++++ Data to process
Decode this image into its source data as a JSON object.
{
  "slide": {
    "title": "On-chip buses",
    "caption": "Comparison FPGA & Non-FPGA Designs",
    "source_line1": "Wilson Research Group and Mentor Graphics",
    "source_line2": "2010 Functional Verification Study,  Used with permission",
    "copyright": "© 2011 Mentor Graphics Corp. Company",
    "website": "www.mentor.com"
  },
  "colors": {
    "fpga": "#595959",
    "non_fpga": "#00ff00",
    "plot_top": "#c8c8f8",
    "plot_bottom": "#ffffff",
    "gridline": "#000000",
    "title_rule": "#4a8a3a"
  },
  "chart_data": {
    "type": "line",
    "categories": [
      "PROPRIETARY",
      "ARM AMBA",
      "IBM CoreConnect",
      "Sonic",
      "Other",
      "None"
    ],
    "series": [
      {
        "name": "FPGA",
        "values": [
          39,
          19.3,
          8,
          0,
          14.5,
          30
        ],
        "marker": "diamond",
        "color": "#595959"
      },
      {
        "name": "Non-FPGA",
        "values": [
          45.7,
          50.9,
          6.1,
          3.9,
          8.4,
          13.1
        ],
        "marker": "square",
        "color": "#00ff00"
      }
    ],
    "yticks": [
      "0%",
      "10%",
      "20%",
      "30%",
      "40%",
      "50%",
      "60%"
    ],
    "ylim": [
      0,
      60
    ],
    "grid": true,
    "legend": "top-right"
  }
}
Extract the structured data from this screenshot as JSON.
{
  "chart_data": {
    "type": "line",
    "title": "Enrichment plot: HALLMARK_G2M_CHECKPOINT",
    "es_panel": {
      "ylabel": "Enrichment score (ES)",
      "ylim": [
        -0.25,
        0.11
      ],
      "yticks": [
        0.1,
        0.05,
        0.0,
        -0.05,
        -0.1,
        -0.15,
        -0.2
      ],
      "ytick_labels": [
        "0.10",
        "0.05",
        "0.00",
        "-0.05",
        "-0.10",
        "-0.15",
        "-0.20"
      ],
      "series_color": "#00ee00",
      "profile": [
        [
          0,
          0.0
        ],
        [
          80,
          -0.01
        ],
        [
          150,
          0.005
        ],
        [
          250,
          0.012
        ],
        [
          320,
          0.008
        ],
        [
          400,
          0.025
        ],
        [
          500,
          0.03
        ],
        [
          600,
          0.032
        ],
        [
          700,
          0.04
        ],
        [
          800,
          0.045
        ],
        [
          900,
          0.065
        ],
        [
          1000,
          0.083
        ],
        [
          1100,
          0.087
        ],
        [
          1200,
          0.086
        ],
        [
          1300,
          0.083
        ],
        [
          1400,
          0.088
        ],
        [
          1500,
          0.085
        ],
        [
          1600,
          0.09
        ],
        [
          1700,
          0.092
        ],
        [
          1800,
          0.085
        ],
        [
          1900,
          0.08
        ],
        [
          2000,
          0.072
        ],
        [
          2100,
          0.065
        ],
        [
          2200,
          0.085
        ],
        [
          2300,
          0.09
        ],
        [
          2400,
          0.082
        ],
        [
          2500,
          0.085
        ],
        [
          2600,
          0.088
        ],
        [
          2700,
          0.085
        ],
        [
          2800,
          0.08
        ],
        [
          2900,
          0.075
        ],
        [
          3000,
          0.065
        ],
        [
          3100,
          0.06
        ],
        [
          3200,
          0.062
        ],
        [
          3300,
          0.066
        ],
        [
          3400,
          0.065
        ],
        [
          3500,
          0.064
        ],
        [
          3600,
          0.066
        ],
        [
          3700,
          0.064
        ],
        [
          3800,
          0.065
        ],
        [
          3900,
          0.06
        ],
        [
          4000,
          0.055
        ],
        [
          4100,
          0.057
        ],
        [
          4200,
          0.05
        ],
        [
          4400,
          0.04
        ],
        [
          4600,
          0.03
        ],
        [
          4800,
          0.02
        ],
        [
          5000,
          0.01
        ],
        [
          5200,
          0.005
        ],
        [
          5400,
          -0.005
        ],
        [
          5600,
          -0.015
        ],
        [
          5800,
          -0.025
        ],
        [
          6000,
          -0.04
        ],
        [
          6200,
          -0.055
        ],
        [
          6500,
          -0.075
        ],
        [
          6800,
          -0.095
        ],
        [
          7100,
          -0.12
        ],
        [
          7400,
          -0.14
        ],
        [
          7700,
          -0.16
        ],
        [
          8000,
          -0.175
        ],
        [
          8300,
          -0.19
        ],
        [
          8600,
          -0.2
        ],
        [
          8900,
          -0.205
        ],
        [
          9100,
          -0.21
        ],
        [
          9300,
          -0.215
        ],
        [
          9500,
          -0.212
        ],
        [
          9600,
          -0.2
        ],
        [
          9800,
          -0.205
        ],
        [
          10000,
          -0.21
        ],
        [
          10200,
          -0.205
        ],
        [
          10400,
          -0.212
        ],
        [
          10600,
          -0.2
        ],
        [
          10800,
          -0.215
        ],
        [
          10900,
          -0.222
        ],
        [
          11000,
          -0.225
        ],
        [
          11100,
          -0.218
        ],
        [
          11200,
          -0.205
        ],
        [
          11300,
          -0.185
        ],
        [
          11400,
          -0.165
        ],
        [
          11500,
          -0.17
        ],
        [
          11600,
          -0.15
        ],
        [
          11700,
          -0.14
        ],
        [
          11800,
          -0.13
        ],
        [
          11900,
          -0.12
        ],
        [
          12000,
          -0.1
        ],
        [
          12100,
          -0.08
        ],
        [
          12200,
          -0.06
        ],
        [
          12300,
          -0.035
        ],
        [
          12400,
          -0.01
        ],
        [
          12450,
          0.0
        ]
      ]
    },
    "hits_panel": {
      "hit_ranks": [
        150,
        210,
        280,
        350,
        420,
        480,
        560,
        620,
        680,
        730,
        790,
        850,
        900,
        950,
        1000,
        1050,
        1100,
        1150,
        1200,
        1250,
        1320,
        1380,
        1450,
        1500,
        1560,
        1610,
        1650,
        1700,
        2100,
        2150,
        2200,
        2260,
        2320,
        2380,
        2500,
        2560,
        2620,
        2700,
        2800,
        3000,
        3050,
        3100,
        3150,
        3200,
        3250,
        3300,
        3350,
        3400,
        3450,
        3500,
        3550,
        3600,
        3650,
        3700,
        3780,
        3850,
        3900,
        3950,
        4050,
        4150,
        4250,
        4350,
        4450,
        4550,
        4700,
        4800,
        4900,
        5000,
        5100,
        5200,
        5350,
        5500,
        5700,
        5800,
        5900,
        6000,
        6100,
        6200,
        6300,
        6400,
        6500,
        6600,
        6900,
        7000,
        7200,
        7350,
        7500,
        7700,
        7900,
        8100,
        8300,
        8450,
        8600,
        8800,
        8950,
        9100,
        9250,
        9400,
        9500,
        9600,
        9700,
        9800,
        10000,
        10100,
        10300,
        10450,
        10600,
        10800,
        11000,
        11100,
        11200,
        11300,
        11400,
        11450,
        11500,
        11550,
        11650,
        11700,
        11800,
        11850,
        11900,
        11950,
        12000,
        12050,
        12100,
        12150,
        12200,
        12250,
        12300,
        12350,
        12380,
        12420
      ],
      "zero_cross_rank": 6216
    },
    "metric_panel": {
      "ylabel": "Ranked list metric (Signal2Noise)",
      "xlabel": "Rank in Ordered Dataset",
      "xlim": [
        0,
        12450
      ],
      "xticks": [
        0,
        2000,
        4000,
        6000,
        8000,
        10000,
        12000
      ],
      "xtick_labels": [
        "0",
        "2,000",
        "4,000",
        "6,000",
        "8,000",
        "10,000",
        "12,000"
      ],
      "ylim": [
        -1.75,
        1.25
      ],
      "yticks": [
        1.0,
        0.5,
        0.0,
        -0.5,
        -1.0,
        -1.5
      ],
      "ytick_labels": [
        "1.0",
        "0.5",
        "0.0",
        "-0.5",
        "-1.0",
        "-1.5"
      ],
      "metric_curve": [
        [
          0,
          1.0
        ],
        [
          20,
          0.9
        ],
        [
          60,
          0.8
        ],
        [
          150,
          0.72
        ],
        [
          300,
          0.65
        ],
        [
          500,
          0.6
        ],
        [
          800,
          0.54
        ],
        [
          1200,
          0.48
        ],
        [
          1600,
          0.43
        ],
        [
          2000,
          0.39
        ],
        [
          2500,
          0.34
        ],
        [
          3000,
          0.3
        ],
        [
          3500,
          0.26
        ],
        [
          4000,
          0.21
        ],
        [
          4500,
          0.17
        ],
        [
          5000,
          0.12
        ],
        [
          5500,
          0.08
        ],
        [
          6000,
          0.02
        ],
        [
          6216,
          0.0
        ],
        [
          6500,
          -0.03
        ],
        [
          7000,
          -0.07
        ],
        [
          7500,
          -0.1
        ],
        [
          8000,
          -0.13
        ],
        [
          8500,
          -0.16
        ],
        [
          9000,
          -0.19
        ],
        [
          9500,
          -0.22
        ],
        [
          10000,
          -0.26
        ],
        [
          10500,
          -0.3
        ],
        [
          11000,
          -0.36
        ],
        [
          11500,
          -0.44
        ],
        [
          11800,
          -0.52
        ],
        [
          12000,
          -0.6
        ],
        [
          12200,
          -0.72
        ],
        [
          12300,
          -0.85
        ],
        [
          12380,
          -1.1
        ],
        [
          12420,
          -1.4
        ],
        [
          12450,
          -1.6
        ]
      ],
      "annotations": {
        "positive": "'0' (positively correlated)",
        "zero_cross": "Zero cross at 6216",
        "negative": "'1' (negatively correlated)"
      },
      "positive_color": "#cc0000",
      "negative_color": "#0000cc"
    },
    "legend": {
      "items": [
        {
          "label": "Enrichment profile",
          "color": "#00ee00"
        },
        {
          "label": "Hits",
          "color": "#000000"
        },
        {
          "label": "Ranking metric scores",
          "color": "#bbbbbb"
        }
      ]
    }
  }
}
++++++++
* _Task description_: Extract each line from the listing that holds the word "Graphics".

* _Full response_:
    "source_line1": "Wilson Research Group and Mentor Graphics",
    "copyright": "© 2011 Mentor Graphics Corp. Company",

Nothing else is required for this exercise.